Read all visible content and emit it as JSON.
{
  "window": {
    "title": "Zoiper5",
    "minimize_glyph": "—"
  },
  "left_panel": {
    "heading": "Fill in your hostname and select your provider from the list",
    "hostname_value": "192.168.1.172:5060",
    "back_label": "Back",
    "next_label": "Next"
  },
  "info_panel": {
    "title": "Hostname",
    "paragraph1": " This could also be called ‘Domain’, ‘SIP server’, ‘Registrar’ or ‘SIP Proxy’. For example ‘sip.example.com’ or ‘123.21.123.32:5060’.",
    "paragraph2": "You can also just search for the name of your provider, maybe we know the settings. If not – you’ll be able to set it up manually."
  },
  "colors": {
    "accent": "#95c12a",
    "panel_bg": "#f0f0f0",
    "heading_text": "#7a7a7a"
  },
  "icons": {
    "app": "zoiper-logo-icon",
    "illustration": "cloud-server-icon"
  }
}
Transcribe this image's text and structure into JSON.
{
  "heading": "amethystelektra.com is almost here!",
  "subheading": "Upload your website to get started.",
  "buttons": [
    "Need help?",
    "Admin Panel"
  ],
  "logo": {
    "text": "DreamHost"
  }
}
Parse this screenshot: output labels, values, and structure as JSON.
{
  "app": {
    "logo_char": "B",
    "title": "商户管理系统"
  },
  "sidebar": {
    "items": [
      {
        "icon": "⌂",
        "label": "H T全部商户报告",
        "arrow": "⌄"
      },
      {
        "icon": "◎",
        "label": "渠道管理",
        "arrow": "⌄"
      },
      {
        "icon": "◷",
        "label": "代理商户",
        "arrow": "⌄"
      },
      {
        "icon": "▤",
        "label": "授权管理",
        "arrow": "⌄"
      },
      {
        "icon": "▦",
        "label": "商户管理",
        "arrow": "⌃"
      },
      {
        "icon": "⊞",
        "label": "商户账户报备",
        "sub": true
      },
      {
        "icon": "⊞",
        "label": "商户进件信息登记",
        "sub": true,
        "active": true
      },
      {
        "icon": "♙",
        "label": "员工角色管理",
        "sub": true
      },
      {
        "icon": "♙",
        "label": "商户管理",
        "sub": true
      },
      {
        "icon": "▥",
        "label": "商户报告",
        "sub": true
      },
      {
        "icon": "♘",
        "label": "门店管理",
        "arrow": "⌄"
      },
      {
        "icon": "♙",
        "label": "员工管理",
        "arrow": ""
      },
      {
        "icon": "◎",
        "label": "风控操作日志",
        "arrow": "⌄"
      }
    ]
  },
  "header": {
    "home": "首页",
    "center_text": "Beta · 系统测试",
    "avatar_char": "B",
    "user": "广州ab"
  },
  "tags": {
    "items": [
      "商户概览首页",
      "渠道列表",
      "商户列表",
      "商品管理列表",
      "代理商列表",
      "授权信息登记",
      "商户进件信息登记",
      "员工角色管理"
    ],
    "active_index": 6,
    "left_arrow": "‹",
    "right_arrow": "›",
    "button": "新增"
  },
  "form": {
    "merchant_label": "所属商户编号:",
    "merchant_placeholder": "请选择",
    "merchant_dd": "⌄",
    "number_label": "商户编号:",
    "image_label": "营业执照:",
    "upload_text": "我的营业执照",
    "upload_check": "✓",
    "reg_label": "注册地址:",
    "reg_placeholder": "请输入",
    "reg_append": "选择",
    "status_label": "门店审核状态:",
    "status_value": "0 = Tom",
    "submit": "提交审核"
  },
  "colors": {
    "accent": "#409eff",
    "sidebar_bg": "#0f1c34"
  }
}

### [EXERCISE OBJECTIVE]
Go through the listing and copy all of it exactly.

### [EXERCISE SOLUTION]
Read all visible content and emit it as JSON.
{
  "window": {
    "title": "Zoiper5",
    "minimize_glyph": "—"
  },
  "left_panel": {
    "heading": "Fill in your hostname and select your provider from the list",
    "hostname_value": "192.168.1.172:5060",
    "back_label": "Back",
    "next_label": "Next"
  },
  "info_panel": {
    "title": "Hostname",
    "paragraph1": " This could also be called ‘Domain’, ‘SIP server’, ‘Registrar’ or ‘SIP Proxy’. For example ‘sip.example.com’ or ‘123.21.123.32:5060’.",
    "paragraph2": "You can also just search for the name of your provider, maybe we know the settings. If not – you’ll be able to set it up manually."
  },
  "colors": {
    "accent": "#95c12a",
    "panel_bg": "#f0f0f0",
    "heading_text": "#7a7a7a"
  },
  "icons": {
    "app": "zoiper-logo-icon",
    "illustration": "cloud-server-icon"
  }
}
Transcribe this image's text and structure into JSON.
{
  "heading": "amethystelektra.com is almost here!",
  "subheading": "Upload your website to get started.",
  "buttons": [
    "Need help?",
    "Admin Panel"
  ],
  "logo": {
    "text": "DreamHost"
  }
}
Parse this screenshot: output labels, values, and structure as JSON.
{
  "app": {
    "logo_char": "B",
    "title": "商户管理系统"
  },
  "sidebar": {
    "items": [
      {
        "icon": "⌂",
        "label": "H T全部商户报告",
        "arrow": "⌄"
      },
      {
        "icon": "◎",
        "label": "渠道管理",
        "arrow": "⌄"
      },
      {
        "icon": "◷",
        "label": "代理商户",
        "arrow": "⌄"
      },
      {
        "icon": "▤",
        "label": "授权管理",
        "arrow": "⌄"
      },
      {
        "icon": "▦",
        "label": "商户管理",
        "arrow": "⌃"
      },
      {
        "icon": "⊞",
        "label": "商户账户报备",
        "sub": true
      },
      {
        "icon": "⊞",
        "label": "商户进件信息登记",
        "sub": true,
        "active": true
      },
      {
        "icon": "♙",
        "label": "员工角色管理",
        "sub": true
      },
      {
        "icon": "♙",
        "label": "商户管理",
        "sub": true
      },
      {
        "icon": "▥",
        "label": "商户报告",
        "sub": true
      },
      {
        "icon": "♘",
        "label": "门店管理",
        "arrow": "⌄"
      },
      {
        "icon": "♙",
        "label": "员工管理",
        "arrow": ""
      },
      {
        "icon": "◎",
        "label": "风控操作日志",
        "arrow": "⌄"
      }
    ]
  },
  "header": {
    "home": "首页",
    "center_text": "Beta · 系统测试",
    "avatar_char": "B",
    "user": "广州ab"
  },
  "tags": {
    "items": [
      "商户概览首页",
      "渠道列表",
      "商户列表",
      "商品管理列表",
      "代理商列表",
      "授权信息登记",
      "商户进件信息登记",
      "员工角色管理"
    ],
    "active_index": 6,
    "left_arrow": "‹",
    "right_arrow": "›",
    "button": "新增"
  },
  "form": {
    "merchant_label": "所属商户编号:",
    "merchant_placeholder": "请选择",
    "merchant_dd": "⌄",
    "number_label": "商户编号:",
    "image_label": "营业执照:",
    "upload_text": "我的营业执照",
    "upload_check": "✓",
    "reg_label": "注册地址:",
    "reg_placeholder": "请输入",
    "reg_append": "选择",
    "status_label": "门店审核状态:",
    "status_value": "0 = Tom",
    "submit": "提交审核"
  },
  "colors": {
    "accent": "#409eff",
    "sidebar_bg": "#0f1c34"
  }
}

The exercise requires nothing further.